Figure record listings
————————

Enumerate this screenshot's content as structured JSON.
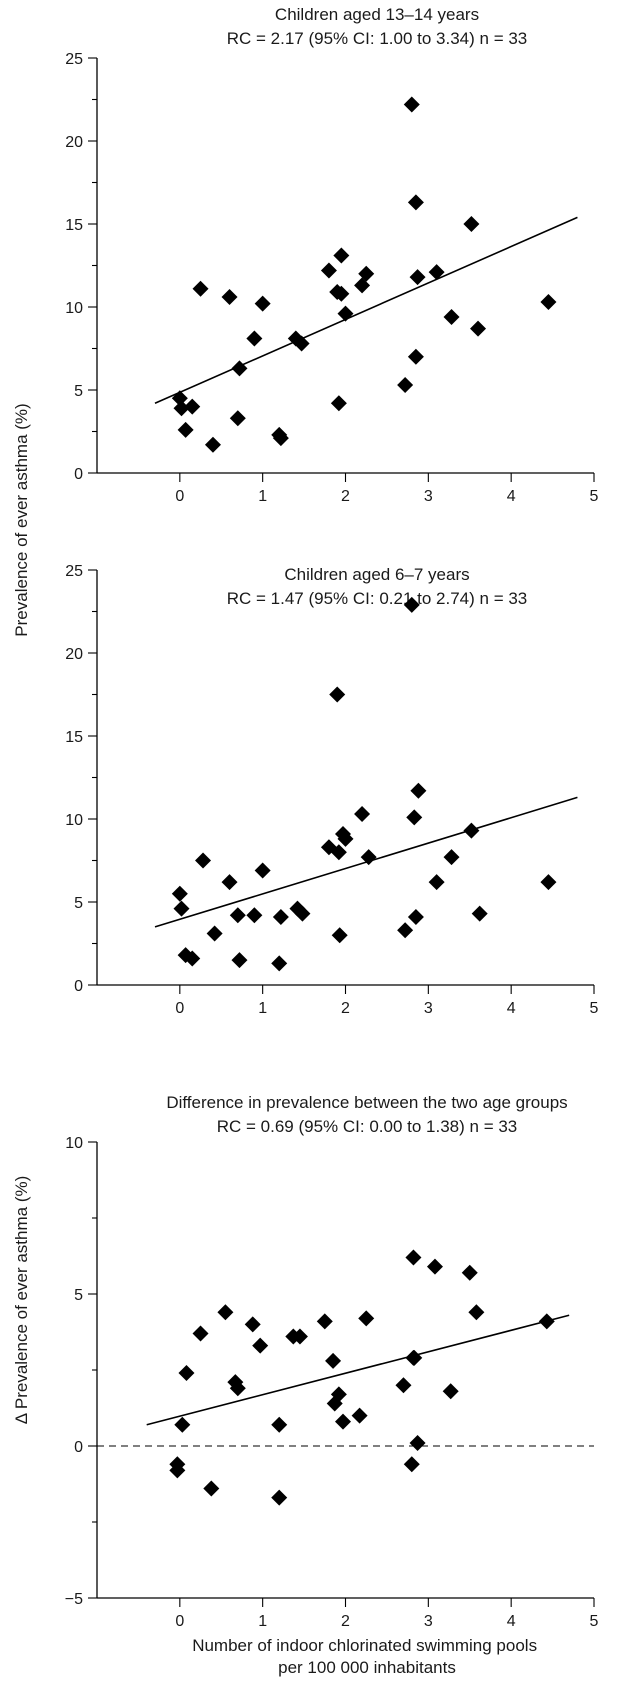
{
  "ylabel_shared": "Prevalence of ever asthma (%)",
  "chart_data": [
    {
      "type": "scatter",
      "title": "Children aged 13–14 years",
      "subtitle": "RC = 2.17 (95% CI: 1.00 to 3.34) n = 33",
      "xlabel": "",
      "ylabel": "Prevalence of ever asthma (%)",
      "xlim": [
        -1,
        5
      ],
      "ylim": [
        0,
        25
      ],
      "xticks": [
        "0",
        "1",
        "2",
        "3",
        "4",
        "5"
      ],
      "yticks": [
        "0",
        "5",
        "10",
        "15",
        "20",
        "25"
      ],
      "grid": false,
      "regression": {
        "x": [
          -0.3,
          4.8
        ],
        "y": [
          4.2,
          15.4
        ]
      },
      "x": [
        0.0,
        0.02,
        0.07,
        0.15,
        0.25,
        0.4,
        0.6,
        0.7,
        0.72,
        0.9,
        1.0,
        1.2,
        1.22,
        1.4,
        1.47,
        1.8,
        1.9,
        1.92,
        1.95,
        1.95,
        2.0,
        2.2,
        2.25,
        2.72,
        2.8,
        2.85,
        2.85,
        2.87,
        3.1,
        3.28,
        3.52,
        3.6,
        4.45
      ],
      "y": [
        4.5,
        3.9,
        2.6,
        4.0,
        11.1,
        1.7,
        10.6,
        3.3,
        6.3,
        8.1,
        10.2,
        2.3,
        2.1,
        8.1,
        7.8,
        12.2,
        10.9,
        4.2,
        13.1,
        10.8,
        9.6,
        11.3,
        12.0,
        5.3,
        22.2,
        16.3,
        7.0,
        11.8,
        12.1,
        9.4,
        15.0,
        8.7,
        10.3
      ]
    },
    {
      "type": "scatter",
      "title": "Children aged 6–7 years",
      "subtitle": "RC = 1.47 (95% CI: 0.21 to 2.74) n = 33",
      "xlabel": "",
      "ylabel": "Prevalence of ever asthma (%)",
      "xlim": [
        -1,
        5
      ],
      "ylim": [
        0,
        25
      ],
      "xticks": [
        "0",
        "1",
        "2",
        "3",
        "4",
        "5"
      ],
      "yticks": [
        "0",
        "5",
        "10",
        "15",
        "20",
        "25"
      ],
      "grid": false,
      "regression": {
        "x": [
          -0.3,
          4.8
        ],
        "y": [
          3.5,
          11.3
        ]
      },
      "x": [
        0.0,
        0.02,
        0.07,
        0.15,
        0.28,
        0.42,
        0.6,
        0.7,
        0.72,
        0.9,
        1.0,
        1.2,
        1.22,
        1.42,
        1.48,
        1.8,
        1.9,
        1.92,
        1.93,
        1.97,
        2.0,
        2.2,
        2.28,
        2.72,
        2.8,
        2.83,
        2.85,
        2.88,
        3.1,
        3.28,
        3.52,
        3.62,
        4.45
      ],
      "y": [
        5.5,
        4.6,
        1.8,
        1.6,
        7.5,
        3.1,
        6.2,
        4.2,
        1.5,
        4.2,
        6.9,
        1.3,
        4.1,
        4.6,
        4.3,
        8.3,
        17.5,
        8.0,
        3.0,
        9.1,
        8.8,
        10.3,
        7.7,
        3.3,
        22.9,
        10.1,
        4.1,
        11.7,
        6.2,
        7.7,
        9.3,
        4.3,
        6.2
      ]
    },
    {
      "type": "scatter",
      "title": "Difference in prevalence between the two age groups",
      "subtitle": "RC = 0.69 (95% CI: 0.00 to 1.38) n = 33",
      "xlabel": "Number of indoor chlorinated swimming pools per 100 000 inhabitants",
      "ylabel": "Δ Prevalence of ever asthma (%)",
      "xlim": [
        -1,
        5
      ],
      "ylim": [
        -5,
        10
      ],
      "xticks": [
        "0",
        "1",
        "2",
        "3",
        "4",
        "5"
      ],
      "yticks": [
        "−5",
        "0",
        "5",
        "10"
      ],
      "grid": false,
      "zero_reference_line": "dashed",
      "regression": {
        "x": [
          -0.4,
          4.7
        ],
        "y": [
          0.7,
          4.3
        ]
      },
      "x": [
        -0.03,
        -0.03,
        0.03,
        0.08,
        0.25,
        0.38,
        0.55,
        0.67,
        0.7,
        0.88,
        0.97,
        1.2,
        1.2,
        1.37,
        1.45,
        1.75,
        1.85,
        1.87,
        1.92,
        1.97,
        2.17,
        2.25,
        2.7,
        2.8,
        2.82,
        2.82,
        2.87,
        3.08,
        3.27,
        3.5,
        3.58,
        4.43,
        2.83
      ],
      "y": [
        -0.6,
        -0.8,
        0.7,
        2.4,
        3.7,
        -1.4,
        4.4,
        2.1,
        1.9,
        4.0,
        3.3,
        0.7,
        -1.7,
        3.6,
        3.6,
        4.1,
        2.8,
        1.4,
        1.7,
        0.8,
        1.0,
        4.2,
        2.0,
        -0.6,
        6.2,
        2.9,
        0.1,
        5.9,
        1.8,
        5.7,
        4.4,
        4.1,
        2.9
      ]
    }
  ]
}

————————

▸ Exercise: Take every line from the data above that holds "aged" and copy it out.

▸ Solution to this problem:
      "title": "Children aged 13–14 years",
      "title": "Children aged 6–7 years",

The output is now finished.